Description of the task:
Give the data a second time, exactly and in full.

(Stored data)
........
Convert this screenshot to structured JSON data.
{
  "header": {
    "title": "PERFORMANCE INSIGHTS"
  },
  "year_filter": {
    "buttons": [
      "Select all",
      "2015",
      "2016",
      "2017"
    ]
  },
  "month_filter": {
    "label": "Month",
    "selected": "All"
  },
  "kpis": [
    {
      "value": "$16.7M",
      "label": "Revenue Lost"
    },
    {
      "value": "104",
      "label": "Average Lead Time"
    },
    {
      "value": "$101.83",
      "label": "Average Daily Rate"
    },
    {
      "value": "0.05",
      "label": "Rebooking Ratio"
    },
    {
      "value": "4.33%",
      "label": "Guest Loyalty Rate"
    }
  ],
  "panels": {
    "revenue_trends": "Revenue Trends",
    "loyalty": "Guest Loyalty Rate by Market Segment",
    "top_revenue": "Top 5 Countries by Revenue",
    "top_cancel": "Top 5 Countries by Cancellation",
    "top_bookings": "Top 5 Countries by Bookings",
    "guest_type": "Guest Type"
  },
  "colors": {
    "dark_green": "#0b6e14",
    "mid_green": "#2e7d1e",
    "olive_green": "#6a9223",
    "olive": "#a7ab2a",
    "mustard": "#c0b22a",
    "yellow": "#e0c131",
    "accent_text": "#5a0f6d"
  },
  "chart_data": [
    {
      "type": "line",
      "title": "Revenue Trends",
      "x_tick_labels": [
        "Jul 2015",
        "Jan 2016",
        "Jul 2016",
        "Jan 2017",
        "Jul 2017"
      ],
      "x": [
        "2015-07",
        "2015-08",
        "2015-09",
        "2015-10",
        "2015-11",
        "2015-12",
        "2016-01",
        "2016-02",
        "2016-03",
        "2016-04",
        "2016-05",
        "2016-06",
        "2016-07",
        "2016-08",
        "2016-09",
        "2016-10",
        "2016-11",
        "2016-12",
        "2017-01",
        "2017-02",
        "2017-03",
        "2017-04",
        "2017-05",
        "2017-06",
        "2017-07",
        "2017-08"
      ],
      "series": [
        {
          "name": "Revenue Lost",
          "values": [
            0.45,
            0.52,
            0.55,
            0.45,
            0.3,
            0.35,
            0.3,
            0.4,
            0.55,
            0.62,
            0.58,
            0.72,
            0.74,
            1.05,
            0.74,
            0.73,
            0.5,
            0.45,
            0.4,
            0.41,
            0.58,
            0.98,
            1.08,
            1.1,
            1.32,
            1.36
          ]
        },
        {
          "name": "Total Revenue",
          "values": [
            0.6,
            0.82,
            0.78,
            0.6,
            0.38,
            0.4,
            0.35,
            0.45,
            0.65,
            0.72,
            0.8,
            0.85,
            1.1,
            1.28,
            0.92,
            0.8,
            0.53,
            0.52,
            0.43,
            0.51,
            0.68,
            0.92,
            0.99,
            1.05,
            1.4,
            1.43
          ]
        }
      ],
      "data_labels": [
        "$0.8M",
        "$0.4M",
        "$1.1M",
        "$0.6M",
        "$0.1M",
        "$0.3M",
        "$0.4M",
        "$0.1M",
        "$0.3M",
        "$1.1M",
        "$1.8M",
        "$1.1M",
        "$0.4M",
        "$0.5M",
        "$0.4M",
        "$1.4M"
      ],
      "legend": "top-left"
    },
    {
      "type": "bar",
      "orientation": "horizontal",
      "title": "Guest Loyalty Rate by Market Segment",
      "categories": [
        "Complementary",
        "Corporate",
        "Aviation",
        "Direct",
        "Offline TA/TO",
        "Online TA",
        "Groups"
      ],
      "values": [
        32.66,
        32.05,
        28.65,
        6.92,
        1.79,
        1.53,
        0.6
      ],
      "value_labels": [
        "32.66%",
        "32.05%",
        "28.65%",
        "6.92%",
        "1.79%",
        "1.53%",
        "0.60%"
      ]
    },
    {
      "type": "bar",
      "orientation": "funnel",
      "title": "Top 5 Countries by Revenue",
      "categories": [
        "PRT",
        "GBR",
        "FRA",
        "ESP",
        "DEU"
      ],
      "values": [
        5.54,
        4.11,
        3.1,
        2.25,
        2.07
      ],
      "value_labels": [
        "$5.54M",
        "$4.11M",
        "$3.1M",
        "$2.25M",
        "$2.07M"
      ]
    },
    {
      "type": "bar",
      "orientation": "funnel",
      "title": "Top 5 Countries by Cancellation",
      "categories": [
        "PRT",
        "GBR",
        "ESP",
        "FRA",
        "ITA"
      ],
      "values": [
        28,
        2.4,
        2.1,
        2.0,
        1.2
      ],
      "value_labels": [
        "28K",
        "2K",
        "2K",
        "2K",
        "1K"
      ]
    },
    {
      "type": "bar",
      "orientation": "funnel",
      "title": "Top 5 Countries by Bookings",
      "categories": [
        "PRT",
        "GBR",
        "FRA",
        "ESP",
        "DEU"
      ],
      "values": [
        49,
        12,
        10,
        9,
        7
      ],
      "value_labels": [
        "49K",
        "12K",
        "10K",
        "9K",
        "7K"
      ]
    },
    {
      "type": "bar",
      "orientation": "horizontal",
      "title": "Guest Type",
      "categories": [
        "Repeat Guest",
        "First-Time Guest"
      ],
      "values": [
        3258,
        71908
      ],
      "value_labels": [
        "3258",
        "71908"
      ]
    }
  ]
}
........
Answer to this problem:
Convert this screenshot to structured JSON data.
{
  "header": {
    "title": "PERFORMANCE INSIGHTS"
  },
  "year_filter": {
    "buttons": [
      "Select all",
      "2015",
      "2016",
      "2017"
    ]
  },
  "month_filter": {
    "label": "Month",
    "selected": "All"
  },
  "kpis": [
    {
      "value": "$16.7M",
      "label": "Revenue Lost"
    },
    {
      "value": "104",
      "label": "Average Lead Time"
    },
    {
      "value": "$101.83",
      "label": "Average Daily Rate"
    },
    {
      "value": "0.05",
      "label": "Rebooking Ratio"
    },
    {
      "value": "4.33%",
      "label": "Guest Loyalty Rate"
    }
  ],
  "panels": {
    "revenue_trends": "Revenue Trends",
    "loyalty": "Guest Loyalty Rate by Market Segment",
    "top_revenue": "Top 5 Countries by Revenue",
    "top_cancel": "Top 5 Countries by Cancellation",
    "top_bookings": "Top 5 Countries by Bookings",
    "guest_type": "Guest Type"
  },
  "colors": {
    "dark_green": "#0b6e14",
    "mid_green": "#2e7d1e",
    "olive_green": "#6a9223",
    "olive": "#a7ab2a",
    "mustard": "#c0b22a",
    "yellow": "#e0c131",
    "accent_text": "#5a0f6d"
  },
  "chart_data": [
    {
      "type": "line",
      "title": "Revenue Trends",
      "x_tick_labels": [
        "Jul 2015",
        "Jan 2016",
        "Jul 2016",
        "Jan 2017",
        "Jul 2017"
      ],
      "x": [
        "2015-07",
        "2015-08",
        "2015-09",
        "2015-10",
        "2015-11",
        "2015-12",
        "2016-01",
        "2016-02",
        "2016-03",
        "2016-04",
        "2016-05",
        "2016-06",
        "2016-07",
        "2016-08",
        "2016-09",
        "2016-10",
        "2016-11",
        "2016-12",
        "2017-01",
        "2017-02",
        "2017-03",
        "2017-04",
        "2017-05",
        "2017-06",
        "2017-07",
        "2017-08"
      ],
      "series": [
        {
          "name": "Revenue Lost",
          "values": [
            0.45,
            0.52,
            0.55,
            0.45,
            0.3,
            0.35,
            0.3,
            0.4,
            0.55,
            0.62,
            0.58,
            0.72,
            0.74,
            1.05,
            0.74,
            0.73,
            0.5,
            0.45,
            0.4,
            0.41,
            0.58,
            0.98,
            1.08,
            1.1,
            1.32,
            1.36
          ]
        },
        {
          "name": "Total Revenue",
          "values": [
            0.6,
            0.82,
            0.78,
            0.6,
            0.38,
            0.4,
            0.35,
            0.45,
            0.65,
            0.72,
            0.8,
            0.85,
            1.1,
            1.28,
            0.92,
            0.8,
            0.53,
            0.52,
            0.43,
            0.51,
            0.68,
            0.92,
            0.99,
            1.05,
            1.4,
            1.43
          ]
        }
      ],
      "data_labels": [
        "$0.8M",
        "$0.4M",
        "$1.1M",
        "$0.6M",
        "$0.1M",
        "$0.3M",
        "$0.4M",
        "$0.1M",
        "$0.3M",
        "$1.1M",
        "$1.8M",
        "$1.1M",
        "$0.4M",
        "$0.5M",
        "$0.4M",
        "$1.4M"
      ],
      "legend": "top-left"
    },
    {
      "type": "bar",
      "orientation": "horizontal",
      "title": "Guest Loyalty Rate by Market Segment",
      "categories": [
        "Complementary",
        "Corporate",
        "Aviation",
        "Direct",
        "Offline TA/TO",
        "Online TA",
        "Groups"
      ],
      "values": [
        32.66,
        32.05,
        28.65,
        6.92,
        1.79,
        1.53,
        0.6
      ],
      "value_labels": [
        "32.66%",
        "32.05%",
        "28.65%",
        "6.92%",
        "1.79%",
        "1.53%",
        "0.60%"
      ]
    },
    {
      "type": "bar",
      "orientation": "funnel",
      "title": "Top 5 Countries by Revenue",
      "categories": [
        "PRT",
        "GBR",
        "FRA",
        "ESP",
        "DEU"
      ],
      "values": [
        5.54,
        4.11,
        3.1,
        2.25,
        2.07
      ],
      "value_labels": [
        "$5.54M",
        "$4.11M",
        "$3.1M",
        "$2.25M",
        "$2.07M"
      ]
    },
    {
      "type": "bar",
      "orientation": "funnel",
      "title": "Top 5 Countries by Cancellation",
      "categories": [
        "PRT",
        "GBR",
        "ESP",
        "FRA",
        "ITA"
      ],
      "values": [
        28,
        2.4,
        2.1,
        2.0,
        1.2
      ],
      "value_labels": [
        "28K",
        "2K",
        "2K",
        "2K",
        "1K"
      ]
    },
    {
      "type": "bar",
      "orientation": "funnel",
      "title": "Top 5 Countries by Bookings",
      "categories": [
        "PRT",
        "GBR",
        "FRA",
        "ESP",
        "DEU"
      ],
      "values": [
        49,
        12,
        10,
        9,
        7
      ],
      "value_labels": [
        "49K",
        "12K",
        "10K",
        "9K",
        "7K"
      ]
    },
    {
      "type": "bar",
      "orientation": "horizontal",
      "title": "Guest Type",
      "categories": [
        "Repeat Guest",
        "First-Time Guest"
      ],
      "values": [
        3258,
        71908
      ],
      "value_labels": [
        "3258",
        "71908"
      ]
    }
  ]
}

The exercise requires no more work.